● The input
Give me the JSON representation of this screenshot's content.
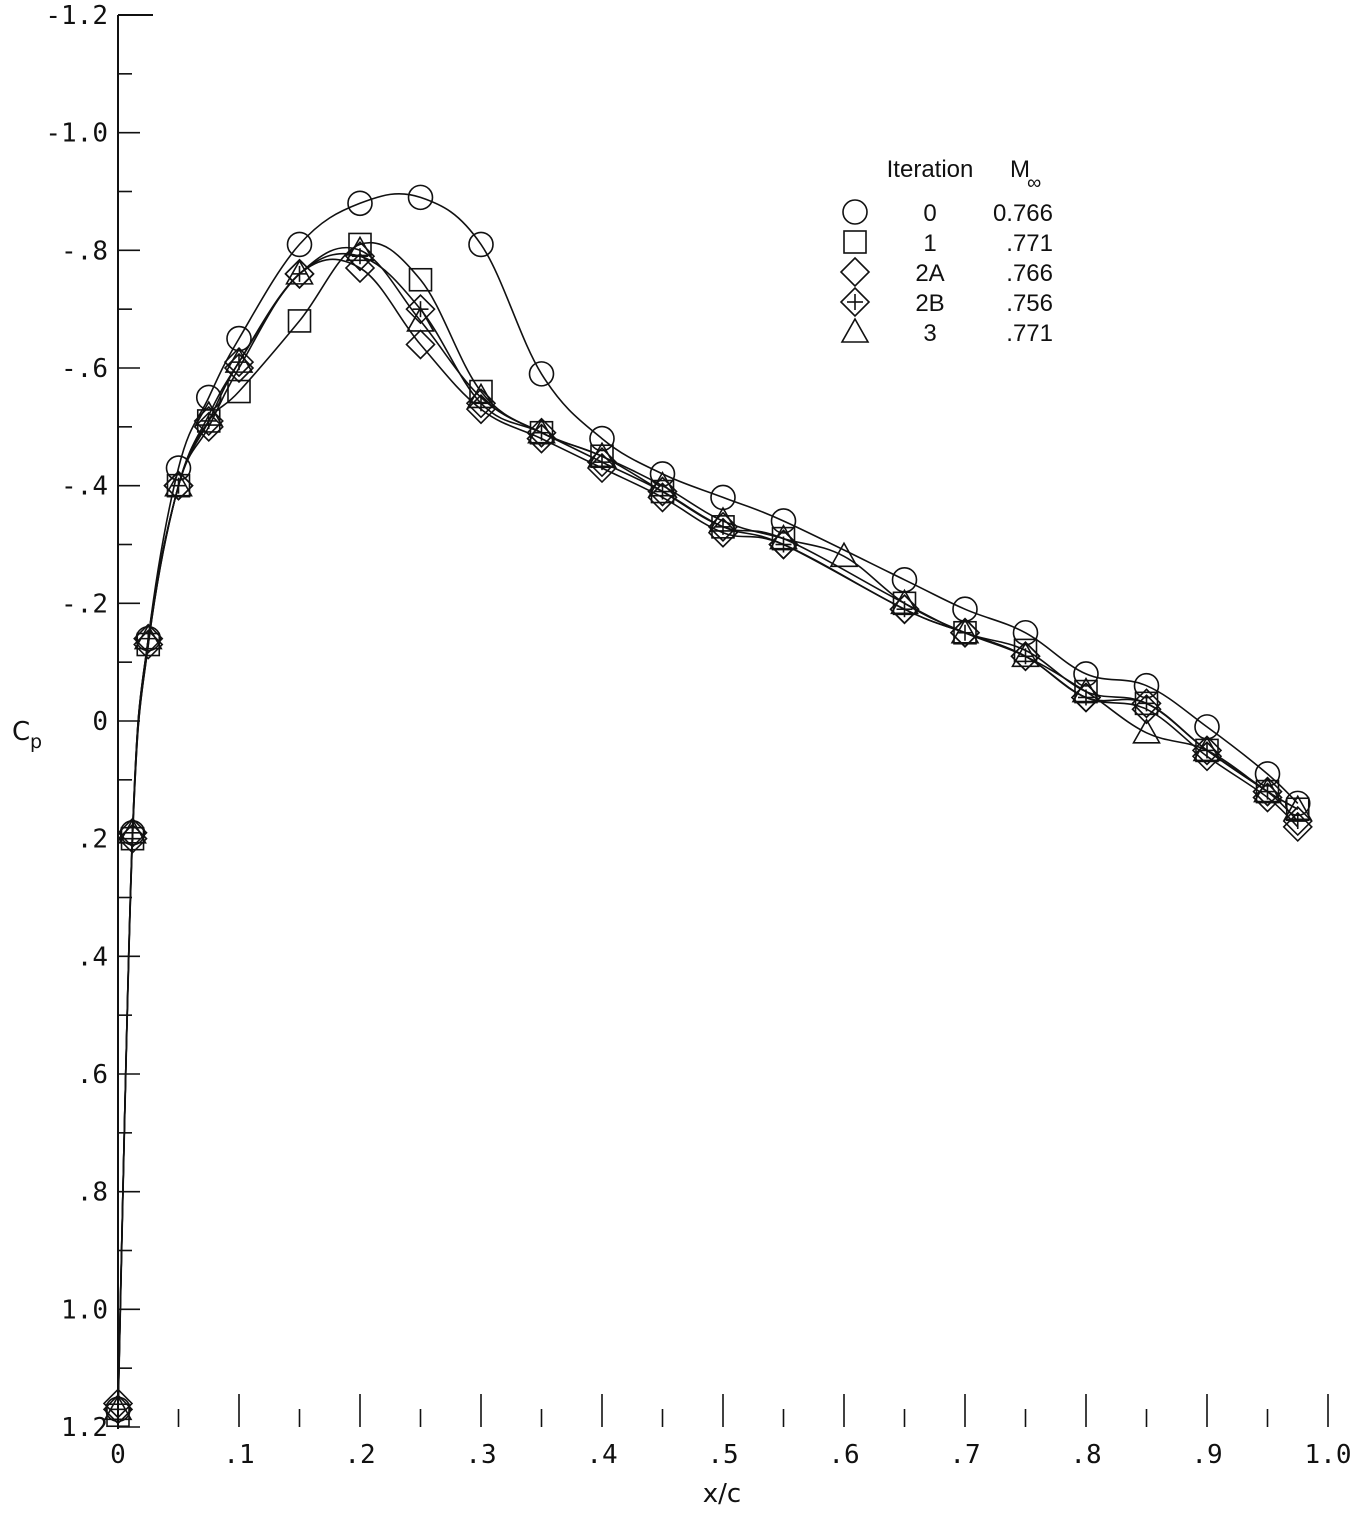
{
  "chart_data": {
    "type": "scatter",
    "xlabel": "x/c",
    "ylabel": "Cp",
    "xlim": [
      0,
      1.0
    ],
    "ylim": [
      -1.2,
      1.2
    ],
    "y_axis_inverted": true,
    "grid": false,
    "legend_position": "top-right",
    "x_ticks": [
      0,
      0.1,
      0.2,
      0.3,
      0.4,
      0.5,
      0.6,
      0.7,
      0.8,
      0.9,
      1.0
    ],
    "x_tick_labels": [
      "0",
      ".1",
      ".2",
      ".3",
      ".4",
      ".5",
      ".6",
      ".7",
      ".8",
      ".9",
      "1.0"
    ],
    "y_ticks": [
      -1.2,
      -1.0,
      -0.8,
      -0.6,
      -0.4,
      -0.2,
      0,
      0.2,
      0.4,
      0.6,
      0.8,
      1.0,
      1.2
    ],
    "y_tick_labels": [
      "-1.2",
      "-1.0",
      "-.8",
      "-.6",
      "-.4",
      "-.2",
      "0",
      ".2",
      ".4",
      ".6",
      ".8",
      "1.0",
      "1.2"
    ],
    "legend_headers": {
      "iteration": "Iteration",
      "mach_symbol": "M",
      "mach_subscript": "∞"
    },
    "series": [
      {
        "name": "0",
        "mach": "0.766",
        "marker": "circle",
        "x": [
          0,
          0.012,
          0.025,
          0.05,
          0.075,
          0.1,
          0.15,
          0.2,
          0.25,
          0.3,
          0.35,
          0.4,
          0.45,
          0.5,
          0.55,
          0.6,
          0.65,
          0.7,
          0.75,
          0.8,
          0.85,
          0.9,
          0.95,
          0.975
        ],
        "y": [
          1.17,
          0.19,
          -0.14,
          -0.43,
          -0.55,
          -0.65,
          -0.81,
          -0.88,
          -0.89,
          -0.81,
          -0.59,
          -0.48,
          -0.42,
          -0.38,
          -0.34,
          null,
          -0.24,
          -0.19,
          -0.15,
          -0.08,
          -0.06,
          0.01,
          0.09,
          0.14
        ]
      },
      {
        "name": "1",
        "mach": ".771",
        "marker": "square",
        "x": [
          0,
          0.012,
          0.025,
          0.05,
          0.075,
          0.1,
          0.15,
          0.2,
          0.25,
          0.3,
          0.35,
          0.4,
          0.45,
          0.5,
          0.55,
          0.6,
          0.65,
          0.7,
          0.75,
          0.8,
          0.85,
          0.9,
          0.95,
          0.975
        ],
        "y": [
          1.18,
          0.2,
          -0.13,
          -0.4,
          -0.51,
          -0.56,
          -0.68,
          -0.81,
          -0.75,
          -0.56,
          -0.49,
          -0.45,
          -0.39,
          -0.33,
          -0.31,
          null,
          -0.2,
          -0.15,
          -0.12,
          -0.05,
          -0.03,
          0.05,
          0.12,
          0.15
        ]
      },
      {
        "name": "2A",
        "mach": ".766",
        "marker": "diamond",
        "x": [
          0,
          0.012,
          0.025,
          0.05,
          0.075,
          0.1,
          0.15,
          0.2,
          0.25,
          0.3,
          0.35,
          0.4,
          0.45,
          0.5,
          0.55,
          0.6,
          0.65,
          0.7,
          0.75,
          0.8,
          0.85,
          0.9,
          0.95,
          0.975
        ],
        "y": [
          1.16,
          0.2,
          -0.13,
          -0.4,
          -0.5,
          -0.6,
          -0.76,
          -0.77,
          -0.64,
          -0.53,
          -0.48,
          -0.43,
          -0.38,
          -0.32,
          -0.3,
          null,
          -0.19,
          -0.15,
          -0.11,
          -0.04,
          -0.02,
          0.06,
          0.13,
          0.18
        ]
      },
      {
        "name": "2B",
        "mach": ".756",
        "marker": "diamond-plus",
        "x": [
          0,
          0.012,
          0.025,
          0.05,
          0.075,
          0.1,
          0.15,
          0.2,
          0.25,
          0.3,
          0.35,
          0.4,
          0.45,
          0.5,
          0.55,
          0.6,
          0.65,
          0.7,
          0.75,
          0.8,
          0.85,
          0.9,
          0.95,
          0.975
        ],
        "y": [
          1.17,
          0.19,
          -0.14,
          -0.4,
          -0.51,
          -0.61,
          -0.76,
          -0.79,
          -0.7,
          -0.54,
          -0.49,
          -0.44,
          -0.39,
          -0.33,
          -0.3,
          null,
          -0.19,
          -0.15,
          -0.11,
          -0.04,
          -0.03,
          0.05,
          0.12,
          0.17
        ]
      },
      {
        "name": "3",
        "mach": ".771",
        "marker": "triangle",
        "x": [
          0,
          0.012,
          0.025,
          0.05,
          0.075,
          0.1,
          0.15,
          0.2,
          0.25,
          0.3,
          0.35,
          0.4,
          0.45,
          0.5,
          0.55,
          0.6,
          0.65,
          0.7,
          0.75,
          0.8,
          0.85,
          0.9,
          0.95,
          0.975
        ],
        "y": [
          1.17,
          0.19,
          -0.14,
          -0.4,
          -0.52,
          -0.61,
          -0.76,
          -0.8,
          -0.68,
          -0.55,
          -0.49,
          -0.45,
          -0.4,
          -0.34,
          -0.31,
          -0.28,
          -0.2,
          -0.15,
          -0.11,
          -0.05,
          0.02,
          0.05,
          0.12,
          0.15
        ]
      }
    ]
  }
}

● Task requirements
Transcribe the whole listing exactly. Pictures are excluded.

● Exercise solution
Give me the JSON representation of this screenshot's content.
{
  "chart_data": {
    "type": "scatter",
    "xlabel": "x/c",
    "ylabel": "Cp",
    "xlim": [
      0,
      1.0
    ],
    "ylim": [
      -1.2,
      1.2
    ],
    "y_axis_inverted": true,
    "grid": false,
    "legend_position": "top-right",
    "x_ticks": [
      0,
      0.1,
      0.2,
      0.3,
      0.4,
      0.5,
      0.6,
      0.7,
      0.8,
      0.9,
      1.0
    ],
    "x_tick_labels": [
      "0",
      ".1",
      ".2",
      ".3",
      ".4",
      ".5",
      ".6",
      ".7",
      ".8",
      ".9",
      "1.0"
    ],
    "y_ticks": [
      -1.2,
      -1.0,
      -0.8,
      -0.6,
      -0.4,
      -0.2,
      0,
      0.2,
      0.4,
      0.6,
      0.8,
      1.0,
      1.2
    ],
    "y_tick_labels": [
      "-1.2",
      "-1.0",
      "-.8",
      "-.6",
      "-.4",
      "-.2",
      "0",
      ".2",
      ".4",
      ".6",
      ".8",
      "1.0",
      "1.2"
    ],
    "legend_headers": {
      "iteration": "Iteration",
      "mach_symbol": "M",
      "mach_subscript": "∞"
    },
    "series": [
      {
        "name": "0",
        "mach": "0.766",
        "marker": "circle",
        "x": [
          0,
          0.012,
          0.025,
          0.05,
          0.075,
          0.1,
          0.15,
          0.2,
          0.25,
          0.3,
          0.35,
          0.4,
          0.45,
          0.5,
          0.55,
          0.6,
          0.65,
          0.7,
          0.75,
          0.8,
          0.85,
          0.9,
          0.95,
          0.975
        ],
        "y": [
          1.17,
          0.19,
          -0.14,
          -0.43,
          -0.55,
          -0.65,
          -0.81,
          -0.88,
          -0.89,
          -0.81,
          -0.59,
          -0.48,
          -0.42,
          -0.38,
          -0.34,
          null,
          -0.24,
          -0.19,
          -0.15,
          -0.08,
          -0.06,
          0.01,
          0.09,
          0.14
        ]
      },
      {
        "name": "1",
        "mach": ".771",
        "marker": "square",
        "x": [
          0,
          0.012,
          0.025,
          0.05,
          0.075,
          0.1,
          0.15,
          0.2,
          0.25,
          0.3,
          0.35,
          0.4,
          0.45,
          0.5,
          0.55,
          0.6,
          0.65,
          0.7,
          0.75,
          0.8,
          0.85,
          0.9,
          0.95,
          0.975
        ],
        "y": [
          1.18,
          0.2,
          -0.13,
          -0.4,
          -0.51,
          -0.56,
          -0.68,
          -0.81,
          -0.75,
          -0.56,
          -0.49,
          -0.45,
          -0.39,
          -0.33,
          -0.31,
          null,
          -0.2,
          -0.15,
          -0.12,
          -0.05,
          -0.03,
          0.05,
          0.12,
          0.15
        ]
      },
      {
        "name": "2A",
        "mach": ".766",
        "marker": "diamond",
        "x": [
          0,
          0.012,
          0.025,
          0.05,
          0.075,
          0.1,
          0.15,
          0.2,
          0.25,
          0.3,
          0.35,
          0.4,
          0.45,
          0.5,
          0.55,
          0.6,
          0.65,
          0.7,
          0.75,
          0.8,
          0.85,
          0.9,
          0.95,
          0.975
        ],
        "y": [
          1.16,
          0.2,
          -0.13,
          -0.4,
          -0.5,
          -0.6,
          -0.76,
          -0.77,
          -0.64,
          -0.53,
          -0.48,
          -0.43,
          -0.38,
          -0.32,
          -0.3,
          null,
          -0.19,
          -0.15,
          -0.11,
          -0.04,
          -0.02,
          0.06,
          0.13,
          0.18
        ]
      },
      {
        "name": "2B",
        "mach": ".756",
        "marker": "diamond-plus",
        "x": [
          0,
          0.012,
          0.025,
          0.05,
          0.075,
          0.1,
          0.15,
          0.2,
          0.25,
          0.3,
          0.35,
          0.4,
          0.45,
          0.5,
          0.55,
          0.6,
          0.65,
          0.7,
          0.75,
          0.8,
          0.85,
          0.9,
          0.95,
          0.975
        ],
        "y": [
          1.17,
          0.19,
          -0.14,
          -0.4,
          -0.51,
          -0.61,
          -0.76,
          -0.79,
          -0.7,
          -0.54,
          -0.49,
          -0.44,
          -0.39,
          -0.33,
          -0.3,
          null,
          -0.19,
          -0.15,
          -0.11,
          -0.04,
          -0.03,
          0.05,
          0.12,
          0.17
        ]
      },
      {
        "name": "3",
        "mach": ".771",
        "marker": "triangle",
        "x": [
          0,
          0.012,
          0.025,
          0.05,
          0.075,
          0.1,
          0.15,
          0.2,
          0.25,
          0.3,
          0.35,
          0.4,
          0.45,
          0.5,
          0.55,
          0.6,
          0.65,
          0.7,
          0.75,
          0.8,
          0.85,
          0.9,
          0.95,
          0.975
        ],
        "y": [
          1.17,
          0.19,
          -0.14,
          -0.4,
          -0.52,
          -0.61,
          -0.76,
          -0.8,
          -0.68,
          -0.55,
          -0.49,
          -0.45,
          -0.4,
          -0.34,
          -0.31,
          -0.28,
          -0.2,
          -0.15,
          -0.11,
          -0.05,
          0.02,
          0.05,
          0.12,
          0.15
        ]
      }
    ]
  }
}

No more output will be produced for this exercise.